= EXERCISE =
Tally the lines that hold the word "flip" and reply with that figure only.

[Data records]
════

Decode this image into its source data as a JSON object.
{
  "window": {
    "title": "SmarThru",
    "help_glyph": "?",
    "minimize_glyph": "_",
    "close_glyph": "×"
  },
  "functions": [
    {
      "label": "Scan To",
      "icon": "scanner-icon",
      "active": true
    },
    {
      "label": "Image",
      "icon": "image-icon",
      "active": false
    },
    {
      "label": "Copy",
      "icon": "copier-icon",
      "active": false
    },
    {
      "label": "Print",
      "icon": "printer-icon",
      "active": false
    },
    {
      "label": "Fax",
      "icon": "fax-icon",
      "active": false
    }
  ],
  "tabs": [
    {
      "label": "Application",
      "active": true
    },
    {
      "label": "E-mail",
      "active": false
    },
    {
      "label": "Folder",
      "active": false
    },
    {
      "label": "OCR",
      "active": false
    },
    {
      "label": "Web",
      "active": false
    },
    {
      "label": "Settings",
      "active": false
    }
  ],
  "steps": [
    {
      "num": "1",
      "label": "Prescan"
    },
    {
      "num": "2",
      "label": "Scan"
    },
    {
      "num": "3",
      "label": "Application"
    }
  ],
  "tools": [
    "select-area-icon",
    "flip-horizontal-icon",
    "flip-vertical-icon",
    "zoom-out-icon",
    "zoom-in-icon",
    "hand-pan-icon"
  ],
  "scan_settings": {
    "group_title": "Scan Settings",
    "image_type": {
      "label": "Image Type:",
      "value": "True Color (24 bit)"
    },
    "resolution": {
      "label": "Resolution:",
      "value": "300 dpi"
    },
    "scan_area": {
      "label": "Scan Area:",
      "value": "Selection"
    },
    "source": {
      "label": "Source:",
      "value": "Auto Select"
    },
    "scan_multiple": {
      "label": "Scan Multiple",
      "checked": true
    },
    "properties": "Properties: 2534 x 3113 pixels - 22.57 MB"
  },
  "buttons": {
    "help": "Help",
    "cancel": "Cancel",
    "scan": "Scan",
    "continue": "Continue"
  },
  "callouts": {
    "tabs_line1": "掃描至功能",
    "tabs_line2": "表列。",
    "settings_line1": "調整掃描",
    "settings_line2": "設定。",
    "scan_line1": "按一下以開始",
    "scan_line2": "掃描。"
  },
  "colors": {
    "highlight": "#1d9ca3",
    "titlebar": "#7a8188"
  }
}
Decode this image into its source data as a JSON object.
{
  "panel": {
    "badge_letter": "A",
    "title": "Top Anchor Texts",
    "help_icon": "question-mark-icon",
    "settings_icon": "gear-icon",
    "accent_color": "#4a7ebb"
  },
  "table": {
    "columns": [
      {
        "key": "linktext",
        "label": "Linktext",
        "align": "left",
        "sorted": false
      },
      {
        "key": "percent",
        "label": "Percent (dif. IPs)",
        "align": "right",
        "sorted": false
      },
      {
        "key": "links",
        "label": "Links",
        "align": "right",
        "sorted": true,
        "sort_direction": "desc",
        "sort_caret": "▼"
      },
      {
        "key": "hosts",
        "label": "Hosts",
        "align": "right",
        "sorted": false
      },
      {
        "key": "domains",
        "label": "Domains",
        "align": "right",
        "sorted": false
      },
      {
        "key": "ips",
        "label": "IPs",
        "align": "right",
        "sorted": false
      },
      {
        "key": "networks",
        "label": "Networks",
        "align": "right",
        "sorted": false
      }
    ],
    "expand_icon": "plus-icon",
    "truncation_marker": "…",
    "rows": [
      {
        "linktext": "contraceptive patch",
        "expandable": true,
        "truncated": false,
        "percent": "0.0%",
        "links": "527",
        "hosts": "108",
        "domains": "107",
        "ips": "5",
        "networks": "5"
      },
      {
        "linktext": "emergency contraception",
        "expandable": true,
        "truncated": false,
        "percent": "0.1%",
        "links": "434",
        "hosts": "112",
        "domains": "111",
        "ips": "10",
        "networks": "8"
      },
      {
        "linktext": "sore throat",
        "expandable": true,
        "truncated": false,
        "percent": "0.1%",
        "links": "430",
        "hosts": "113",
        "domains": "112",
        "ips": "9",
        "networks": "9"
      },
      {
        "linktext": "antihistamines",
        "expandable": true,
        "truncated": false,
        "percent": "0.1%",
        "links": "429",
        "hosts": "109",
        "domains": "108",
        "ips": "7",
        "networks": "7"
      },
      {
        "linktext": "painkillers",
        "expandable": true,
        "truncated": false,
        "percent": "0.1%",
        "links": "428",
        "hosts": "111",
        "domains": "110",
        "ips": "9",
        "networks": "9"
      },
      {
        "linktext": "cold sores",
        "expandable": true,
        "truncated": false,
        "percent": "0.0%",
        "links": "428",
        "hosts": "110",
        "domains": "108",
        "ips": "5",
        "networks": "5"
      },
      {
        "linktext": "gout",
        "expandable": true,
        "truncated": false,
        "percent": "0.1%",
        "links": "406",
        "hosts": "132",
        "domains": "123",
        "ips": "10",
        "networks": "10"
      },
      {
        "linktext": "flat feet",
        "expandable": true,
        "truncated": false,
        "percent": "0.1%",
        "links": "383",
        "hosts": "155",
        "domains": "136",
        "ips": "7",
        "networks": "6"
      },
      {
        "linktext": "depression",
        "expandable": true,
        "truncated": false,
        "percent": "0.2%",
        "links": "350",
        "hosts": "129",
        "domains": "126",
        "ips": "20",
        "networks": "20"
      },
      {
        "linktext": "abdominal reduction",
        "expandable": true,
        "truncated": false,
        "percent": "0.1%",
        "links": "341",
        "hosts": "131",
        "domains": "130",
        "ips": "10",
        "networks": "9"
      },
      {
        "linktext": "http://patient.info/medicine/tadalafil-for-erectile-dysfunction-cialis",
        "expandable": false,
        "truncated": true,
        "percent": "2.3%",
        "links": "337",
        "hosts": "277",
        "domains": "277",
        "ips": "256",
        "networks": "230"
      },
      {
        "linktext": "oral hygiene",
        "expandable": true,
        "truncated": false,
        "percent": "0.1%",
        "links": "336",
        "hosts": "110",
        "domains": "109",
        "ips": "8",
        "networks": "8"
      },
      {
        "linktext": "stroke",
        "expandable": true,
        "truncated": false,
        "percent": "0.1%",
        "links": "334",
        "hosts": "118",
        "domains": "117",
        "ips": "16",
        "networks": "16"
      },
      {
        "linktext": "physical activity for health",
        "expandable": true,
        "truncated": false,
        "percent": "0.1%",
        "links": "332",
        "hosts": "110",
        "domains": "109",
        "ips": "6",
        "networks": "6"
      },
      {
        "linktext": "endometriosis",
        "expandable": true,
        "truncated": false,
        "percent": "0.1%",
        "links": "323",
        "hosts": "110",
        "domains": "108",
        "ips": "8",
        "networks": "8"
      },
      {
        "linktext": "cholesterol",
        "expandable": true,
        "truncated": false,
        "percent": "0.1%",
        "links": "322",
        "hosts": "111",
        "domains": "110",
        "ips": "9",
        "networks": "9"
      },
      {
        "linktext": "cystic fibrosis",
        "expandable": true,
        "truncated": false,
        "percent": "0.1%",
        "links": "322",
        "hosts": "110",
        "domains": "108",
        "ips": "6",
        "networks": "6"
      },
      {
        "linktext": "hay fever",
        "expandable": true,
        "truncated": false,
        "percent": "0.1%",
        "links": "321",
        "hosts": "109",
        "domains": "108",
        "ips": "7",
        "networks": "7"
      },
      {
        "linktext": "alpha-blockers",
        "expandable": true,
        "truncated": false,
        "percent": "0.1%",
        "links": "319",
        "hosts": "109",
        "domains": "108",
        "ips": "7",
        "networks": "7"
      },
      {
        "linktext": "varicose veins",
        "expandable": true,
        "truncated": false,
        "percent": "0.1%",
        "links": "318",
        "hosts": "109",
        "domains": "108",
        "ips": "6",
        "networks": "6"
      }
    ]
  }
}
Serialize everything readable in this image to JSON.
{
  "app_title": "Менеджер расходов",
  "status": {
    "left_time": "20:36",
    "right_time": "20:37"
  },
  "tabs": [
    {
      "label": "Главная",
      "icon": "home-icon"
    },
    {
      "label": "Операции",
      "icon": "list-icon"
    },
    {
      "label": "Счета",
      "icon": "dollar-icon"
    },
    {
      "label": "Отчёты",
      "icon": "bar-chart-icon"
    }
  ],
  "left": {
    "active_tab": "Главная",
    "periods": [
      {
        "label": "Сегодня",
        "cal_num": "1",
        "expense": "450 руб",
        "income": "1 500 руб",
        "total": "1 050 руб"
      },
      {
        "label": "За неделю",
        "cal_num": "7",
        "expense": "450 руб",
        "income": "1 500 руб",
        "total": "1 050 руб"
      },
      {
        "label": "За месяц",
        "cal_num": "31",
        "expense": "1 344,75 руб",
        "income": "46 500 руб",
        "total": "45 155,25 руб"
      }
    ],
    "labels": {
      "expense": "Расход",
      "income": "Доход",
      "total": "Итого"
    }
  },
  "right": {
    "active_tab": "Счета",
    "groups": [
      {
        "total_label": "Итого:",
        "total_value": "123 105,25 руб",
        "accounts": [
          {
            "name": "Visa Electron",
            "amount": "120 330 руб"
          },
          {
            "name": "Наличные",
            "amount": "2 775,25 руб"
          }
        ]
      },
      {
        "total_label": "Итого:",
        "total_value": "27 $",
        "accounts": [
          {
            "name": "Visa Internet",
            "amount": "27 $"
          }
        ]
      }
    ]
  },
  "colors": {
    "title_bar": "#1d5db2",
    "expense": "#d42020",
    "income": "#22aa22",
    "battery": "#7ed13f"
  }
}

════

= THE RESULT =
2